WHAT TO WORK ON
Restate the records in their entirety, word for word.
--- Start of PROVIDED DATA ---
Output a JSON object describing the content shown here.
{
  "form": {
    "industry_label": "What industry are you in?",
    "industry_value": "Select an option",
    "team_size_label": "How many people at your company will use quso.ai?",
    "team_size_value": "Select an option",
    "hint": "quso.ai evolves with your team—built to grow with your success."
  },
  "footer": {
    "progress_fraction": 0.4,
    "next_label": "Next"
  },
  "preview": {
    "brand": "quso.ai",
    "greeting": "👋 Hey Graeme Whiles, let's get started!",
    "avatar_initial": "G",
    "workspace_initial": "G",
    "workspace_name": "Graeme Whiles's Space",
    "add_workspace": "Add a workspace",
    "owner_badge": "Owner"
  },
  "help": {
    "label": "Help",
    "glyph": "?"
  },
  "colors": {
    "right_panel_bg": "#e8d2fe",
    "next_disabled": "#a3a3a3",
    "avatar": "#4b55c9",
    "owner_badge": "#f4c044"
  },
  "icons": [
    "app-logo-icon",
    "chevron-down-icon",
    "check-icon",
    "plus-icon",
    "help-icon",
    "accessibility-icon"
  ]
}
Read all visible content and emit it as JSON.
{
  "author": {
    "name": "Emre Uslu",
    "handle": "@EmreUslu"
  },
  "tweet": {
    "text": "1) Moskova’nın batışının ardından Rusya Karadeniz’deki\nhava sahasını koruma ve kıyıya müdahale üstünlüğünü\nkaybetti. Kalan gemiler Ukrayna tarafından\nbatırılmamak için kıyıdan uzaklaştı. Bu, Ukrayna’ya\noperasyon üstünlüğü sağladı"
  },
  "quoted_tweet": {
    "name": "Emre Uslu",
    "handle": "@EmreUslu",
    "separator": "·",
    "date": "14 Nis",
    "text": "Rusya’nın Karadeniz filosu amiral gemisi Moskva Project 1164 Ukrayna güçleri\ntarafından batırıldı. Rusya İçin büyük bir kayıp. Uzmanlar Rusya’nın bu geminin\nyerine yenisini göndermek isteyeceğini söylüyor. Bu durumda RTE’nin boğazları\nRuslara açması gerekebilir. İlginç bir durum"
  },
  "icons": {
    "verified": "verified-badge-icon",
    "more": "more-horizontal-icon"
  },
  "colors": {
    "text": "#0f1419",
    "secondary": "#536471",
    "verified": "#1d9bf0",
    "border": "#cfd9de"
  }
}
--- End of PROVIDED DATA ---
SOLUTION TO THE PROBLEM
Output a JSON object describing the content shown here.
{
  "form": {
    "industry_label": "What industry are you in?",
    "industry_value": "Select an option",
    "team_size_label": "How many people at your company will use quso.ai?",
    "team_size_value": "Select an option",
    "hint": "quso.ai evolves with your team—built to grow with your success."
  },
  "footer": {
    "progress_fraction": 0.4,
    "next_label": "Next"
  },
  "preview": {
    "brand": "quso.ai",
    "greeting": "👋 Hey Graeme Whiles, let's get started!",
    "avatar_initial": "G",
    "workspace_initial": "G",
    "workspace_name": "Graeme Whiles's Space",
    "add_workspace": "Add a workspace",
    "owner_badge": "Owner"
  },
  "help": {
    "label": "Help",
    "glyph": "?"
  },
  "colors": {
    "right_panel_bg": "#e8d2fe",
    "next_disabled": "#a3a3a3",
    "avatar": "#4b55c9",
    "owner_badge": "#f4c044"
  },
  "icons": [
    "app-logo-icon",
    "chevron-down-icon",
    "check-icon",
    "plus-icon",
    "help-icon",
    "accessibility-icon"
  ]
}
Read all visible content and emit it as JSON.
{
  "author": {
    "name": "Emre Uslu",
    "handle": "@EmreUslu"
  },
  "tweet": {
    "text": "1) Moskova’nın batışının ardından Rusya Karadeniz’deki\nhava sahasını koruma ve kıyıya müdahale üstünlüğünü\nkaybetti. Kalan gemiler Ukrayna tarafından\nbatırılmamak için kıyıdan uzaklaştı. Bu, Ukrayna’ya\noperasyon üstünlüğü sağladı"
  },
  "quoted_tweet": {
    "name": "Emre Uslu",
    "handle": "@EmreUslu",
    "separator": "·",
    "date": "14 Nis",
    "text": "Rusya’nın Karadeniz filosu amiral gemisi Moskva Project 1164 Ukrayna güçleri\ntarafından batırıldı. Rusya İçin büyük bir kayıp. Uzmanlar Rusya’nın bu geminin\nyerine yenisini göndermek isteyeceğini söylüyor. Bu durumda RTE’nin boğazları\nRuslara açması gerekebilir. İlginç bir durum"
  },
  "icons": {
    "verified": "verified-badge-icon",
    "more": "more-horizontal-icon"
  },
  "colors": {
    "text": "#0f1419",
    "secondary": "#536471",
    "verified": "#1d9bf0",
    "border": "#cfd9de"
  }
}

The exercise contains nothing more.